• [WHAT THIS TASK INVOLVES]:
Using the records below, please work out how many lines contain "Sofá"; answer with the number alone.
* Start RECORDS FOR PROCESSING *
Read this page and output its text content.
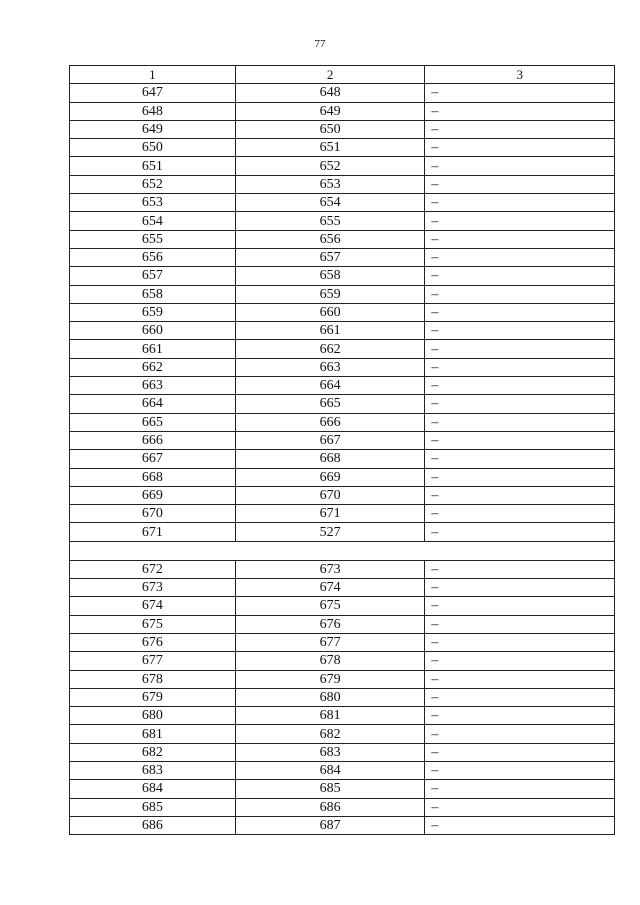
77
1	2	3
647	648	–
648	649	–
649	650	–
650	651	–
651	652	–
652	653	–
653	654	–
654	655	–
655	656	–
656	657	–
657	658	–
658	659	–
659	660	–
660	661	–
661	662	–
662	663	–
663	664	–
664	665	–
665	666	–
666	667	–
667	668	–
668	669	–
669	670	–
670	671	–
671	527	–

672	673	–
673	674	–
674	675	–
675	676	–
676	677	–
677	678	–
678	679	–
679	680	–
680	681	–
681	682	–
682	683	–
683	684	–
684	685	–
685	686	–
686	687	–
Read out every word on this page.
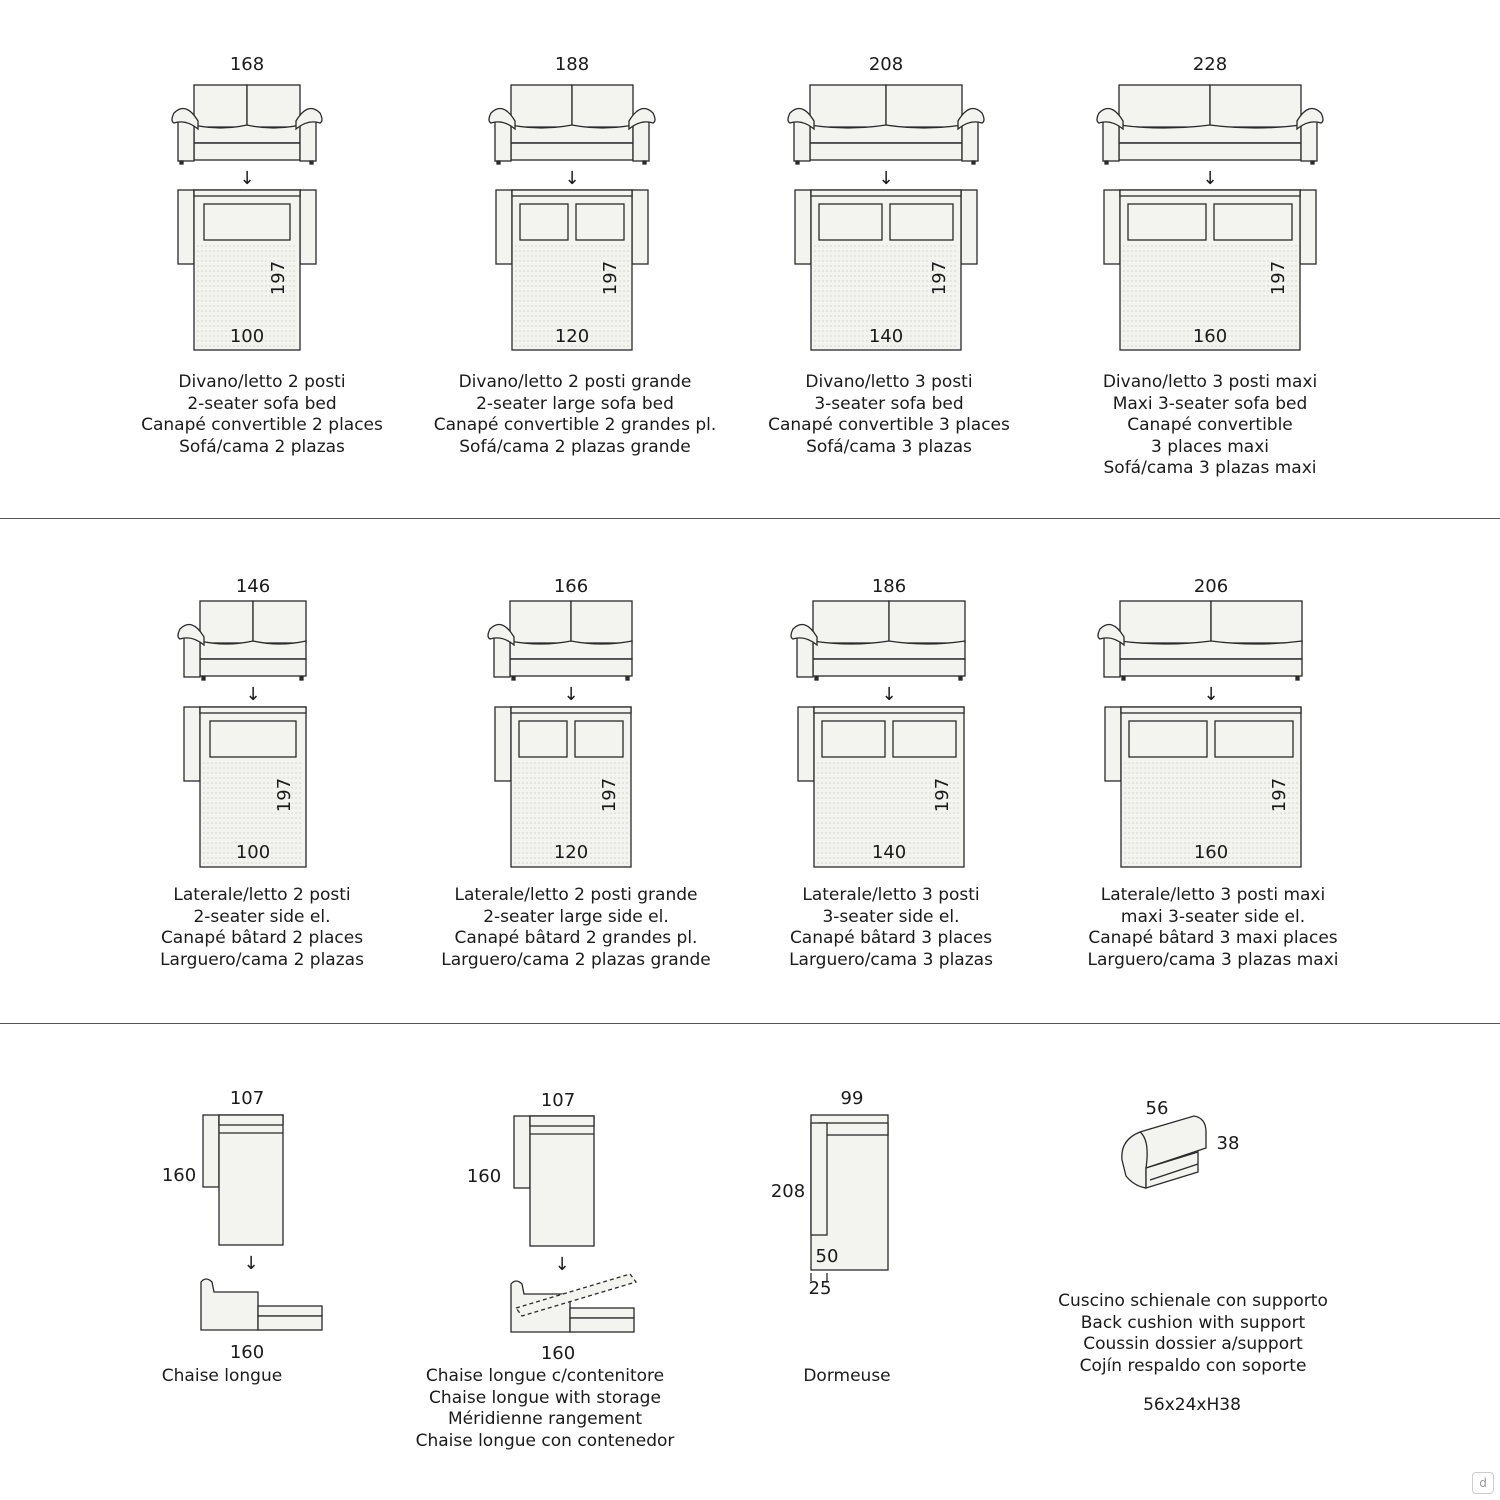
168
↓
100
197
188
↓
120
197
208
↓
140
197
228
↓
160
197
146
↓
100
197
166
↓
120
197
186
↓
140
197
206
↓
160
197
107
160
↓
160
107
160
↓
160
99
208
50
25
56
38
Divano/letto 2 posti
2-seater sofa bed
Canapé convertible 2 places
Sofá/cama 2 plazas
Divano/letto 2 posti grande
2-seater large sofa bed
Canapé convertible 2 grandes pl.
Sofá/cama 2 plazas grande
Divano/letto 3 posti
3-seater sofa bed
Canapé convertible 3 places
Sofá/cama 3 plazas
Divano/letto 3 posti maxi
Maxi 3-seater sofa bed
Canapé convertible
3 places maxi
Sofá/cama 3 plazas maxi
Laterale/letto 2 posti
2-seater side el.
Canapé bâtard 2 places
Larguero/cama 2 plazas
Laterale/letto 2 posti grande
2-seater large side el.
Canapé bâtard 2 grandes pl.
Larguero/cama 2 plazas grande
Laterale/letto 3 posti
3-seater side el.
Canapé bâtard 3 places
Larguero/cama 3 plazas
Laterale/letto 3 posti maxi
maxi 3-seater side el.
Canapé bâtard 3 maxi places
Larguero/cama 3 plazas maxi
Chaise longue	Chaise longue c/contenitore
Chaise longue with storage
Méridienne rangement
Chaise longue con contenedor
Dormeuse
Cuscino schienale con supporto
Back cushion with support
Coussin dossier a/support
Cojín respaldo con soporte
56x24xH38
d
* End RECORDS FOR PROCESSING *
* Start RECORDS FOR PROCESSING *
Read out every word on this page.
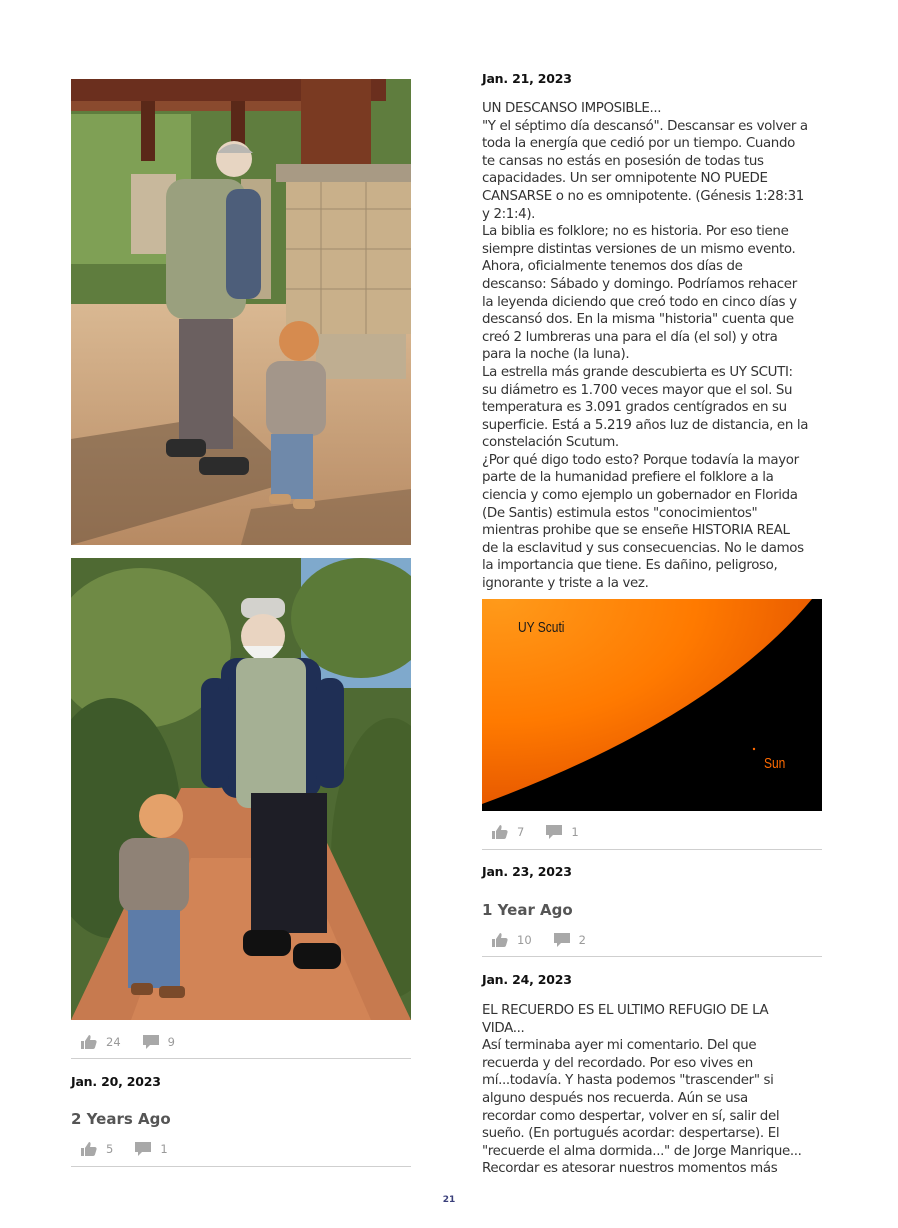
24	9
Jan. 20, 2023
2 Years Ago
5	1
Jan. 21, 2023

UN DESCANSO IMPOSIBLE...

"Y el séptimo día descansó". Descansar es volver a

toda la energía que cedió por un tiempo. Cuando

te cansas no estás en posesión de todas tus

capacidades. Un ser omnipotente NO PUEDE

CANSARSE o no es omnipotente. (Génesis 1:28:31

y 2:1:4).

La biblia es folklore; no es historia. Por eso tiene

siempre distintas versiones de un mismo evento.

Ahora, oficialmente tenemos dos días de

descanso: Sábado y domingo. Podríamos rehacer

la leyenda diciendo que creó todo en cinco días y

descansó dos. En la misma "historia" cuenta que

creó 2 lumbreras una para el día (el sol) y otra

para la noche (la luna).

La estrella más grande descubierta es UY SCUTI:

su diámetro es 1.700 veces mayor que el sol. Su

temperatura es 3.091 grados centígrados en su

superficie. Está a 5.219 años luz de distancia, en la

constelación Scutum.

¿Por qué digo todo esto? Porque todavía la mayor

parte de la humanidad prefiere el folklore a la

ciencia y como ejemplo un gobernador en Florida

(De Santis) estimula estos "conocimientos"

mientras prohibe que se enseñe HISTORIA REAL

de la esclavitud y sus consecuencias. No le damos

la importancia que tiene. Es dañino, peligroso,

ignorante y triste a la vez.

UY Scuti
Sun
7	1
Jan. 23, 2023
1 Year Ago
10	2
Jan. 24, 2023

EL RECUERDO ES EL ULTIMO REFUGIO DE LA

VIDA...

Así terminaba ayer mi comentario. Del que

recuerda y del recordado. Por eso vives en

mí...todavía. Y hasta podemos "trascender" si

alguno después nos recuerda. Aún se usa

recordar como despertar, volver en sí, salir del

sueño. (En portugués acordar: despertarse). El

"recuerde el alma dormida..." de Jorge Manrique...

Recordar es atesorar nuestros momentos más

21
* End RECORDS FOR PROCESSING *
• [ANSWER IN FULL]:
4